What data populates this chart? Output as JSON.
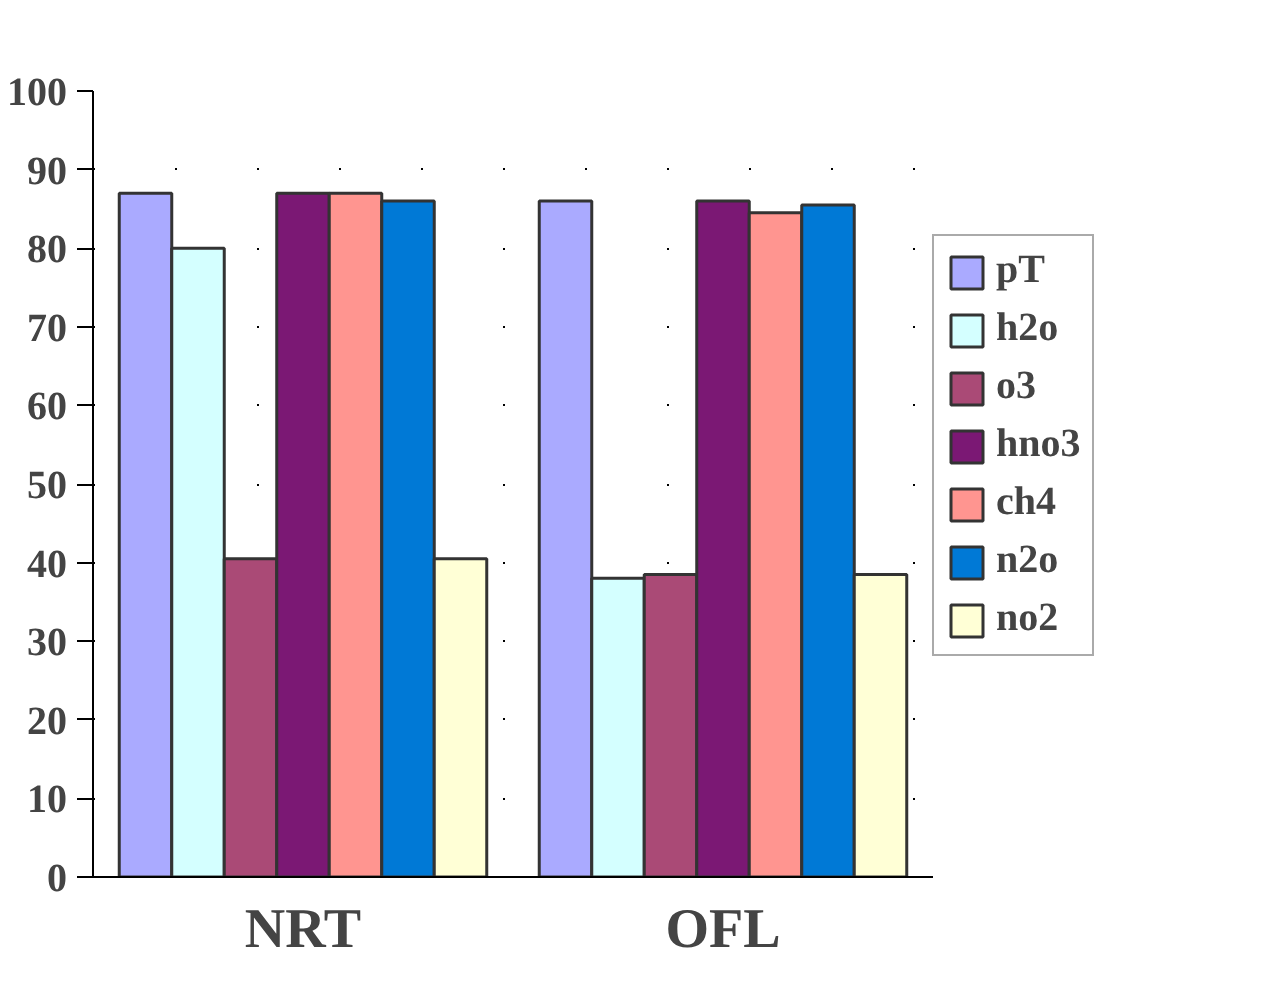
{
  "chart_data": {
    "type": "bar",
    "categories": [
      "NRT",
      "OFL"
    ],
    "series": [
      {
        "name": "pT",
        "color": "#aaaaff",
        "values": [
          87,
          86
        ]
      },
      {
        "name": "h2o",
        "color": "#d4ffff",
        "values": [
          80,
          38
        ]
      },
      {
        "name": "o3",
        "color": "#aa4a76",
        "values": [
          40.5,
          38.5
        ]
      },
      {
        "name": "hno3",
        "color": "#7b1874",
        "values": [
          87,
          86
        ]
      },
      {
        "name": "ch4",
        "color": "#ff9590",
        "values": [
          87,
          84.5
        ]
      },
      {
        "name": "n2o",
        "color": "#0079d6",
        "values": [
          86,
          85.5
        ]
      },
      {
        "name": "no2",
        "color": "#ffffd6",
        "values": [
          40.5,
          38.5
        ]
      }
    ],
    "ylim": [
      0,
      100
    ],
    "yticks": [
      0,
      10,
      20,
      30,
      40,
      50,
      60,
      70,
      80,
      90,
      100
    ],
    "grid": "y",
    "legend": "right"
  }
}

▬▬▬▬▬▬▬▬▬▬

▶ _GIVEN EXERCISE_:
Leave out the pictures and reproduce the rest of the listing exactly.

▶ _EXERCISE ANSWER_:
What data populates this chart? Output as JSON.
{
  "chart_data": {
    "type": "bar",
    "categories": [
      "NRT",
      "OFL"
    ],
    "series": [
      {
        "name": "pT",
        "color": "#aaaaff",
        "values": [
          87,
          86
        ]
      },
      {
        "name": "h2o",
        "color": "#d4ffff",
        "values": [
          80,
          38
        ]
      },
      {
        "name": "o3",
        "color": "#aa4a76",
        "values": [
          40.5,
          38.5
        ]
      },
      {
        "name": "hno3",
        "color": "#7b1874",
        "values": [
          87,
          86
        ]
      },
      {
        "name": "ch4",
        "color": "#ff9590",
        "values": [
          87,
          84.5
        ]
      },
      {
        "name": "n2o",
        "color": "#0079d6",
        "values": [
          86,
          85.5
        ]
      },
      {
        "name": "no2",
        "color": "#ffffd6",
        "values": [
          40.5,
          38.5
        ]
      }
    ],
    "ylim": [
      0,
      100
    ],
    "yticks": [
      0,
      10,
      20,
      30,
      40,
      50,
      60,
      70,
      80,
      90,
      100
    ],
    "grid": "y",
    "legend": "right"
  }
}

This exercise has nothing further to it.